(Stored entries)
=====

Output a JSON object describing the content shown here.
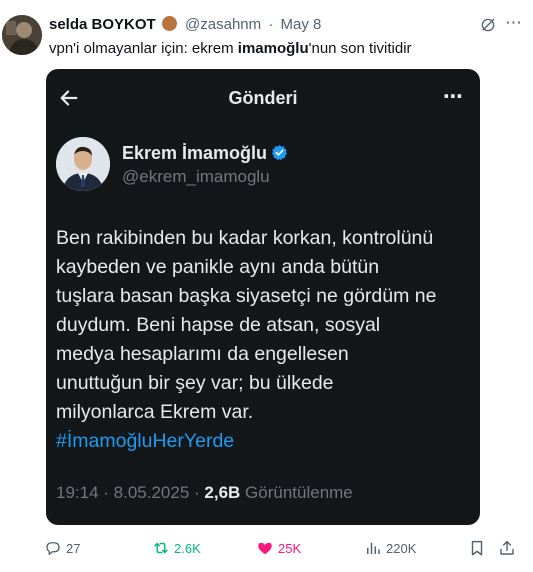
{
  "author": {
    "name": "selda BOYKOT",
    "handle": "@zasahnm",
    "separator": "·",
    "date": "May 8"
  },
  "post_text": {
    "before": "vpn'i olmayanlar için: ekrem ",
    "bold": "imamoğlu",
    "after": "'nun son tivitidir"
  },
  "screenshot": {
    "page_title": "Gönderi",
    "quoted": {
      "name": "Ekrem İmamoğlu",
      "handle": "@ekrem_imamoglu",
      "body_lines": [
        "Ben rakibinden bu kadar korkan, kontrolünü",
        "kaybeden ve panikle aynı anda bütün",
        "tuşlara basan başka siyasetçi ne gördüm ne",
        "duydum. Beni hapse de atsan, sosyal",
        "medya hesaplarımı da engellesen",
        "unuttuğun bir şey var; bu ülkede",
        "milyonlarca Ekrem var."
      ],
      "hashtag": "#İmamoğluHerYerde",
      "time": "19:14 · 8.05.2025 · ",
      "views": "2,6B",
      "views_label": " Görüntülenme"
    }
  },
  "actions": {
    "replies": "27",
    "reposts": "2.6K",
    "likes": "25K",
    "views": "220K"
  },
  "colors": {
    "accent_blue": "#1d9bf0",
    "repost_green": "#00ba7c",
    "like_pink": "#f91880",
    "screenshot_bg": "#14171a"
  }
}
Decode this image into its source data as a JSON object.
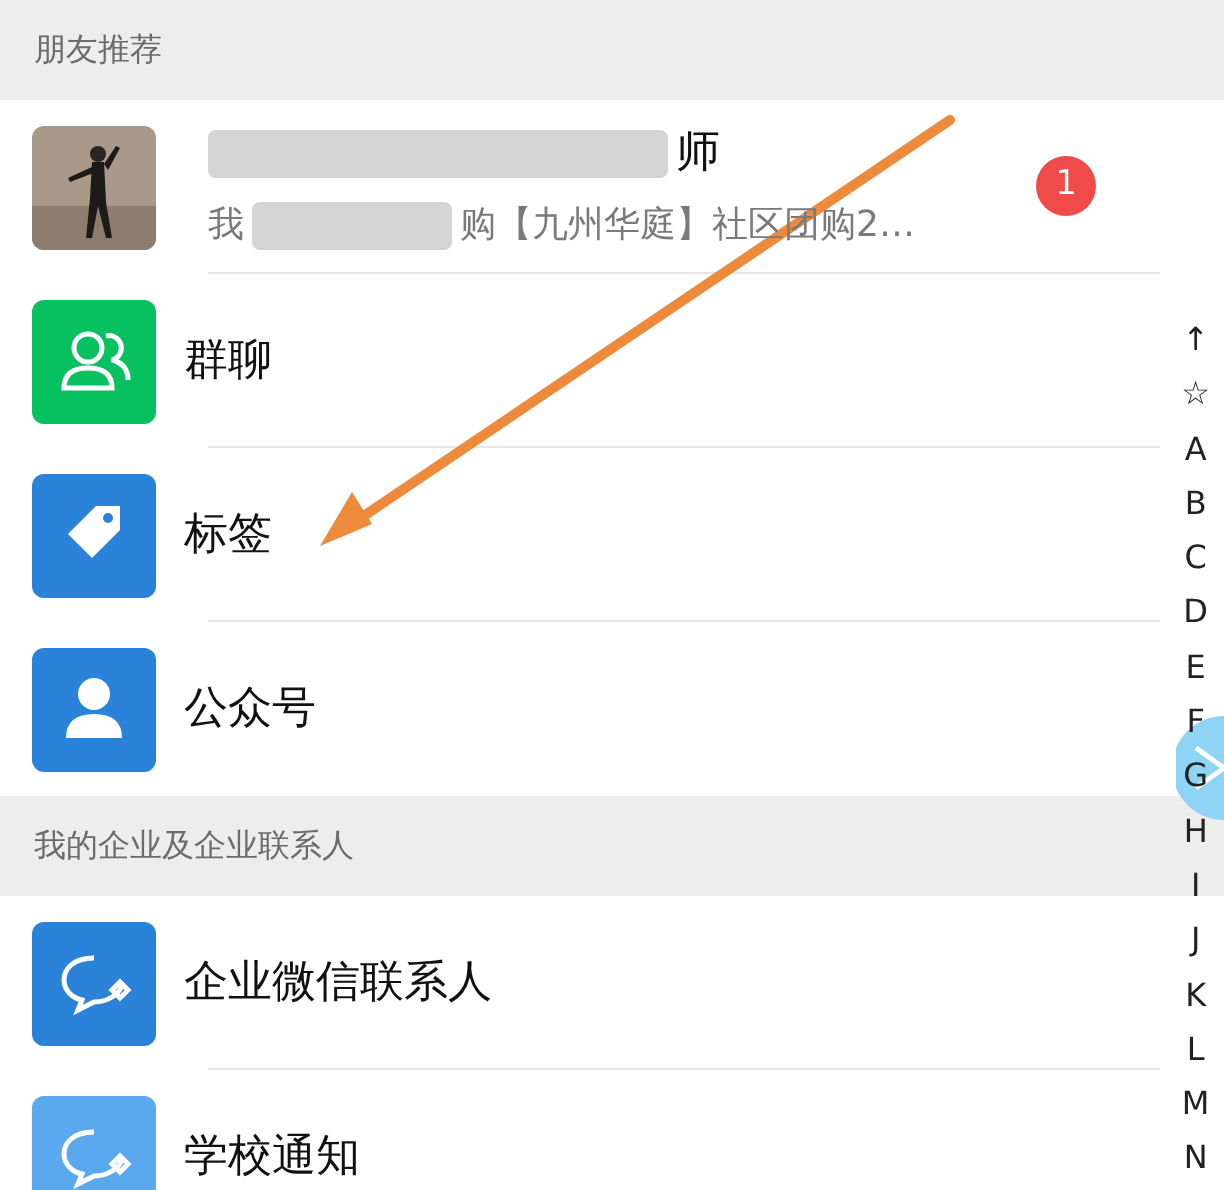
{
  "sections": [
    {
      "header": "朋友推荐",
      "items": [
        {
          "kind": "recommend",
          "name": "师",
          "subtitle_start": "我",
          "subtitle_end": "购【九州华庭】社区团购2…",
          "badge": "1"
        },
        {
          "kind": "group",
          "name": "群聊"
        },
        {
          "kind": "tag",
          "name": "标签"
        },
        {
          "kind": "official",
          "name": "公众号"
        }
      ]
    },
    {
      "header": "我的企业及企业联系人",
      "items": [
        {
          "kind": "wework",
          "name": "企业微信联系人"
        },
        {
          "kind": "school",
          "name": "学校通知"
        }
      ]
    }
  ],
  "index": [
    "↑",
    "☆",
    "A",
    "B",
    "C",
    "D",
    "E",
    "F",
    "G",
    "H",
    "I",
    "J",
    "K",
    "L",
    "M",
    "N"
  ]
}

=====

• Problem requirements: Find every line that holds "kind" and copy it.

• Response to the task:
          "kind": "recommend",
          "kind": "group",
          "kind": "tag",
          "kind": "official",
          "kind": "wework",
          "kind": "school",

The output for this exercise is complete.